Contrairement à la plupart des promesses, celle-ci a bien vu le jour. Le « Fonds européen sur les investissements stratégiques » (EFSI dans le jargon européen) naquit en juin 2015. Rarement une proposition de la Commission fut-elle transformée aussi rapidement en loi européenne. Trois ans plus tard, la Commission se lançait des fleurs : selon elle, en mobilisant 335 milliards d'euros d'investissements supplémentaires dans toute l'UE depuis juillet 2015, le plan Juncker aurait eu « une incidence indéniable sur l'économie de l'UE » et aurait « révolutionné les modalités de financement de l'innovation en Europe ». Un petit miracle, rien que ça...

**Données fournies**
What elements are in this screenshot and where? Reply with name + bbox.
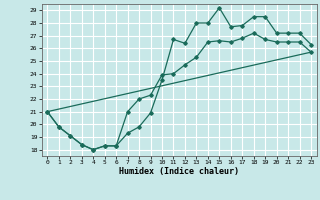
X-axis label: Humidex (Indice chaleur): Humidex (Indice chaleur) bbox=[119, 167, 239, 176]
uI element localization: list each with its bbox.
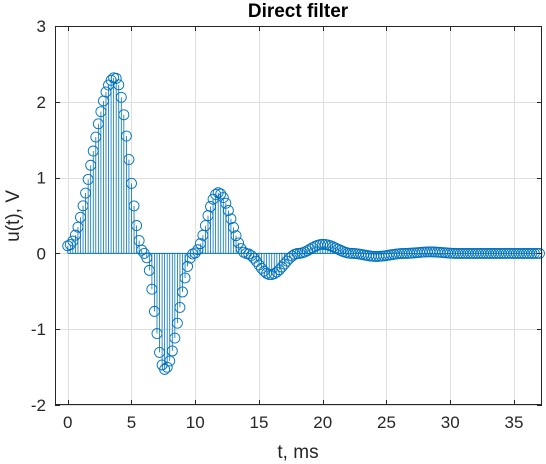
- y-axis-label: u(t), V: [3, 190, 24, 242]
- stem-marker: [110, 72, 122, 84]
- stem-marker: [164, 355, 176, 367]
- stem-marker: [179, 272, 191, 284]
- x-tick-label: 0: [63, 413, 72, 432]
- stem-marker: [141, 252, 153, 264]
- x-tick-label: 15: [250, 413, 269, 432]
- stem-marker: [80, 187, 92, 199]
- y-tick-label: -1: [31, 320, 46, 339]
- stem-marker: [177, 286, 188, 298]
- x-axis-label: t, ms: [277, 442, 318, 463]
- stem-marker: [143, 264, 155, 276]
- stem-marker: [215, 188, 227, 200]
- stem-marker: [534, 247, 545, 259]
- stem-marker: [189, 247, 201, 259]
- stem-marker: [194, 238, 206, 250]
- axes-box: [55, 26, 542, 405]
- chart-title: Direct filter: [248, 1, 349, 22]
- stem-marker: [67, 235, 79, 247]
- stem-marker: [95, 106, 107, 118]
- stem-marker: [169, 332, 181, 344]
- stem-marker: [317, 238, 329, 250]
- stem-marker: [161, 361, 173, 373]
- stem-marker: [291, 248, 303, 259]
- y-tick-label: 2: [37, 93, 46, 112]
- stem-marker: [222, 205, 234, 216]
- x-tick-label: 10: [186, 413, 205, 432]
- stem-marker: [217, 192, 229, 204]
- stem-marker: [87, 145, 99, 157]
- stem-marker: [90, 131, 102, 143]
- x-tick-label: 35: [504, 413, 523, 432]
- stem-marker: [286, 250, 298, 262]
- stem-marker: [118, 109, 130, 121]
- y-tick-label: 1: [37, 169, 46, 188]
- stem-marker: [174, 301, 186, 313]
- stem-marker: [159, 363, 171, 375]
- stem-marker: [263, 269, 275, 280]
- stem-marker: [166, 345, 178, 357]
- stem-marker: [307, 242, 318, 254]
- stem-marker: [123, 154, 135, 165]
- x-tick-label: 30: [441, 413, 460, 432]
- stem-marker: [154, 346, 165, 358]
- stem-marker: [131, 220, 143, 231]
- stem-marker: [100, 86, 112, 98]
- x-tick-label: 25: [377, 413, 396, 432]
- stem-marker: [151, 328, 163, 340]
- y-tick-label: 0: [37, 244, 46, 263]
- stem-marker: [205, 201, 216, 212]
- stem-marker: [210, 188, 222, 200]
- stem-marker: [199, 220, 211, 232]
- y-tick-label: 3: [37, 17, 46, 36]
- stem-marker: [192, 244, 204, 256]
- plot-area: [55, 26, 542, 405]
- stem-marker: [526, 247, 538, 259]
- stem-marker: [136, 244, 148, 256]
- stem-marker: [69, 229, 81, 241]
- stem-marker: [220, 197, 232, 209]
- stem-marker: [72, 221, 84, 233]
- x-tick-labels: 0 5 10 15 20 25 30 35: [63, 413, 523, 432]
- stem-marker: [92, 118, 104, 130]
- stem-marker: [113, 79, 125, 91]
- tick-marks: [55, 26, 542, 406]
- stem-marker: [82, 173, 94, 185]
- stem-marker: [171, 317, 183, 329]
- stem-marker: [238, 246, 250, 258]
- stem-marker: [182, 260, 194, 272]
- stem-marker: [115, 91, 127, 103]
- stem-marker: [64, 239, 76, 251]
- stem-marker: [146, 283, 158, 295]
- stem-marker: [330, 242, 341, 254]
- stem-marker: [77, 200, 89, 212]
- y-tick-labels: -2 -1 0 1 2 3: [31, 17, 46, 415]
- stem-marker: [233, 237, 245, 249]
- stem-marker: [75, 211, 86, 223]
- stem-marker: [126, 177, 137, 189]
- stem-marker: [228, 221, 239, 233]
- x-tick-label: 20: [313, 413, 332, 432]
- x-tick-label: 5: [127, 413, 136, 432]
- stem-marker: [225, 213, 237, 225]
- y-tick-label: -2: [31, 396, 46, 415]
- stem-marker: [148, 305, 160, 317]
- stem-marker: [128, 200, 140, 212]
- stem-marker: [120, 130, 132, 142]
- stem-marker: [230, 230, 242, 242]
- stem-marker: [85, 159, 97, 171]
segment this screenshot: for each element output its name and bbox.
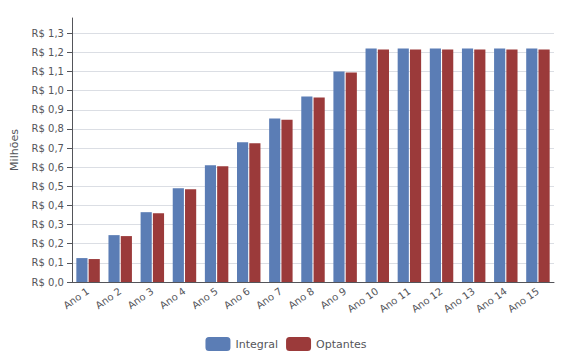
svg-text:R$ 0,4: R$ 0,4 (32, 200, 64, 211)
svg-text:Ano 9: Ano 9 (318, 285, 348, 311)
svg-text:Integral: Integral (235, 338, 278, 351)
svg-text:Ano 6: Ano 6 (222, 285, 252, 311)
svg-text:R$ 1,3: R$ 1,3 (32, 28, 64, 39)
svg-text:Optantes: Optantes (316, 338, 367, 351)
svg-text:Ano 13: Ano 13 (442, 285, 477, 314)
svg-text:R$ 0,9: R$ 0,9 (32, 104, 64, 115)
svg-text:Ano 1: Ano 1 (61, 285, 91, 311)
svg-text:R$ 0,6: R$ 0,6 (32, 162, 64, 173)
svg-text:Ano 7: Ano 7 (254, 285, 284, 311)
svg-text:R$ 0,2: R$ 0,2 (32, 238, 64, 249)
svg-text:R$ 1,2: R$ 1,2 (32, 47, 64, 58)
svg-text:Ano 5: Ano 5 (190, 285, 220, 311)
svg-text:Ano 11: Ano 11 (377, 285, 412, 314)
svg-text:R$ 0,5: R$ 0,5 (32, 181, 64, 192)
svg-text:Ano 2: Ano 2 (93, 285, 123, 311)
svg-text:Ano 10: Ano 10 (345, 285, 380, 314)
svg-text:Milhões: Milhões (8, 129, 21, 171)
svg-text:R$ 1,0: R$ 1,0 (32, 85, 64, 96)
svg-text:R$ 0,1: R$ 0,1 (32, 257, 64, 268)
svg-text:Ano 14: Ano 14 (474, 285, 509, 314)
svg-text:Ano 8: Ano 8 (286, 285, 316, 311)
svg-text:R$ 0,8: R$ 0,8 (32, 123, 64, 134)
svg-text:Ano 4: Ano 4 (158, 285, 188, 311)
svg-text:R$ 0,3: R$ 0,3 (32, 219, 64, 230)
svg-text:Ano 12: Ano 12 (410, 285, 445, 314)
svg-text:R$ 1,1: R$ 1,1 (32, 66, 64, 77)
svg-text:Ano 15: Ano 15 (506, 285, 541, 314)
svg-text:R$ 0,0: R$ 0,0 (32, 277, 64, 288)
svg-text:R$ 0,7: R$ 0,7 (32, 143, 64, 154)
svg-text:Ano 3: Ano 3 (126, 285, 156, 311)
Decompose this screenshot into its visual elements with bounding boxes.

**Tâche demandée 1**
Dans le texte fourni, récrivez de façon plus concise le paragraphe qui commence par « Contrairement à la plupart des promesses », sans perdre ses faits essentiels.
**Tâche demandée 2**
Rédigez la suite du texte sur le plan Juncker à partir de sa dernière phrase.

**Bonne réponse 1**
À la différence de la plupart des promesses, celle-ci a été tenue. Le « Fonds européen sur les investissements stratégiques » (EFSI) est né en juin 2015, après une adoption législative d'une rapidité rare. Trois ans plus tard, la Commission s'en félicitait. Selon elle, le plan Juncker avait mobilisé 335 milliards d'euros d'investissements supplémentaires dans l'UE depuis juillet 2015. Il aurait eu une incidence indéniable sur l'économie européenne et révolutionné le financement de l'innovation. C'était, en somme, un petit miracle.

**Bonne réponse 2**
Dès le départ, les Verts étaient sceptiques, non pas sur la nécessité de mettre en place les conditions et outils pour doper les investissements (nous avions nous-mêmes déposé en novembre 2014 un plan alternatif de 750 milliards d’euros ciblés sur la transition écologique et sociale et budgétairement neutre pour les États membres), mais sur la conception d’EFSI. Nous redoutions un possible effet d’aubaine (les projets financés par le Fonds l’auraient de toute manière été via d’autres sources de financement ; autrement dit, pas d’effet réel significatif sur l’économie réelle) et que les projets soutenus n’aggravent finalement notre empreinte écologique. Nous et critiquions également le fait que l’EFSI ne vise pas en priorité les pays les plus durement touchés par la crise, où les besoins sont les plus criants.

Cette semaine, la Cour des Comptes européennes a confirmé nos critiques et se montre sévère. Selon elle, le montant des investissements mobilisés pourrait être surévalué. Les auditeurs ont également constaté que le soutien de l'EFSI s'était parfois simplement substitué à d'autres financements de l'UE et de la Banque européenne d'investissement (BEI). Une partie des fonds est allée à des projets qui auraient pu faire appel à d'autres sources de financement, publiques ou privées, mais à des conditions différentes. Par ailleurs, la plupart des investissements ont été concentrés dans quelques-uns des plus grands États membres de l'EU-15, qui disposent pourtant de banques nationales de développement bien établies.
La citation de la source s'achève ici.